Input data:

-- Start --

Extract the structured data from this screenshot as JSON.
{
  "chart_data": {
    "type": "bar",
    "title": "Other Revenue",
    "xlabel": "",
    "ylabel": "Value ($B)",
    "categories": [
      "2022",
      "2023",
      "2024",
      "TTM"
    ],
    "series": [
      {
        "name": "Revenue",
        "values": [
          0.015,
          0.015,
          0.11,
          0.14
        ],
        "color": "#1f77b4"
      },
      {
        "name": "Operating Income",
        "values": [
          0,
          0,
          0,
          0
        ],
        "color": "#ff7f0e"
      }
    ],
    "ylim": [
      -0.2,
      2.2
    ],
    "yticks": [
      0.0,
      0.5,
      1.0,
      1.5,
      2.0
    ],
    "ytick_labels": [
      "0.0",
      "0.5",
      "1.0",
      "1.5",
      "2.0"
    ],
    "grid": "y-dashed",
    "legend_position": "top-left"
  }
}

-- End --
-- Start --

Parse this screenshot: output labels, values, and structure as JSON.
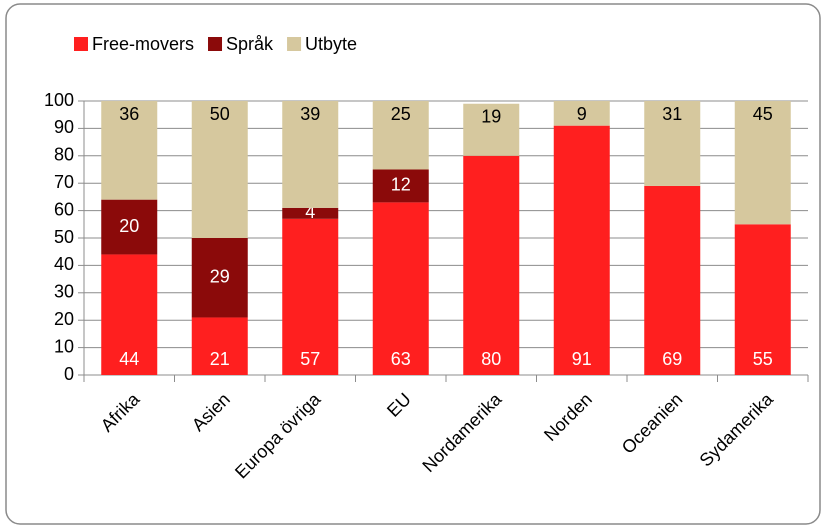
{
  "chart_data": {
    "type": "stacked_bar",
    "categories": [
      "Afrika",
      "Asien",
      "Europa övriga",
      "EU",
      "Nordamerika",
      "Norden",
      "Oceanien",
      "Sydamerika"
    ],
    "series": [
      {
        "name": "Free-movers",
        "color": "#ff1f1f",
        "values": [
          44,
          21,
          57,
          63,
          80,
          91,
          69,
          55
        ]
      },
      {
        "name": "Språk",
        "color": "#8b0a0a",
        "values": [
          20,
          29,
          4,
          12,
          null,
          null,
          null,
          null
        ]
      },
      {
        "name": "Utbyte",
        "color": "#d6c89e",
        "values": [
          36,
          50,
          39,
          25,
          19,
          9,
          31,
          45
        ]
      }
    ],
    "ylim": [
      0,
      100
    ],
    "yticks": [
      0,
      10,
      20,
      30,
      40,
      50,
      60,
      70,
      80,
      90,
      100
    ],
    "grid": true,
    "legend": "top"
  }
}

-- End --

Exercise details:
Note each line of the entries that has "color" in it, and copy those lines.

Solution:
        "color": "#1f77b4"
        "color": "#ff7f0e"
        "color": "#ff1f1f",
        "color": "#8b0a0a",
        "color": "#d6c89e",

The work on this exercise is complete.